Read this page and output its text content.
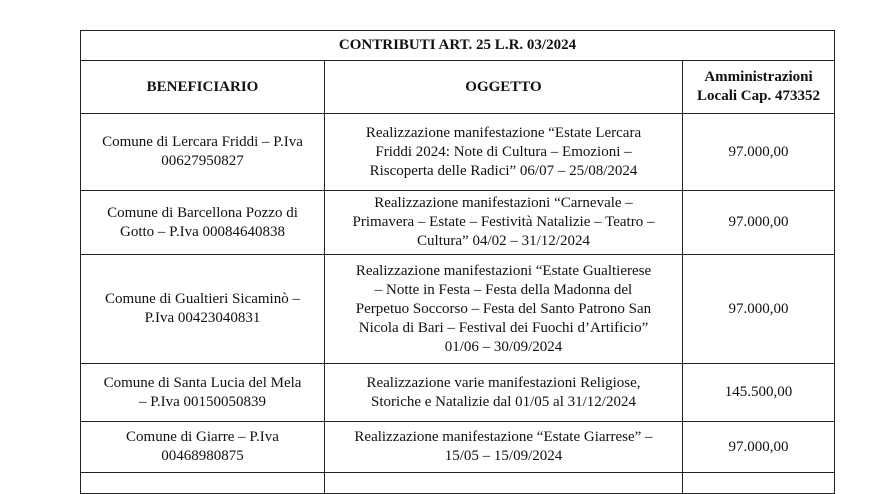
CONTRIBUTI ART. 25 L.R. 03/2024		
BENEFICIARIO	OGGETTO	Amministrazioni
Locali Cap. 473352

Comune di Lercara Friddi – P.Iva
00627950827	Realizzazione manifestazione “Estate Lercara
Friddi 2024: Note di Cultura – Emozioni –
Riscoperta delle Radici” 06/07 – 25/08/2024	97.000,00

Comune di Barcellona Pozzo di
Gotto – P.Iva 00084640838	Realizzazione manifestazioni “Carnevale –
Primavera – Estate – Festività Natalizie – Teatro –
Cultura” 04/02 – 31/12/2024	97.000,00

Comune di Gualtieri Sicaminò –
P.Iva 00423040831	Realizzazione manifestazioni “Estate Gualtierese
– Notte in Festa – Festa della Madonna del
Perpetuo Soccorso – Festa del Santo Patrono San
Nicola di Bari – Festival dei Fuochi d’Artificio”
01/06 – 30/09/2024	97.000,00

Comune di Santa Lucia del Mela
– P.Iva 00150050839	Realizzazione varie manifestazioni Religiose,
Storiche e Natalizie dal 01/05 al 31/12/2024	145.500,00

Comune di Giarre – P.Iva
00468980875	Realizzazione manifestazione “Estate Giarrese” –
15/05 – 15/09/2024	97.000,00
____________________
TASK DESCRIPTION – None of the pictures should appear; repeat the records exactly otherwise.

THE RESULT –
Read this page and output its text content.
CONTRIBUTI ART. 25 L.R. 03/2024		
BENEFICIARIO	OGGETTO	Amministrazioni
Locali Cap. 473352

Comune di Lercara Friddi – P.Iva
00627950827	Realizzazione manifestazione “Estate Lercara
Friddi 2024: Note di Cultura – Emozioni –
Riscoperta delle Radici” 06/07 – 25/08/2024	97.000,00

Comune di Barcellona Pozzo di
Gotto – P.Iva 00084640838	Realizzazione manifestazioni “Carnevale –
Primavera – Estate – Festività Natalizie – Teatro –
Cultura” 04/02 – 31/12/2024	97.000,00

Comune di Gualtieri Sicaminò –
P.Iva 00423040831	Realizzazione manifestazioni “Estate Gualtierese
– Notte in Festa – Festa della Madonna del
Perpetuo Soccorso – Festa del Santo Patrono San
Nicola di Bari – Festival dei Fuochi d’Artificio”
01/06 – 30/09/2024	97.000,00

Comune di Santa Lucia del Mela
– P.Iva 00150050839	Realizzazione varie manifestazioni Religiose,
Storiche e Natalizie dal 01/05 al 31/12/2024	145.500,00

Comune di Giarre – P.Iva
00468980875	Realizzazione manifestazione “Estate Giarrese” –
15/05 – 15/09/2024	97.000,00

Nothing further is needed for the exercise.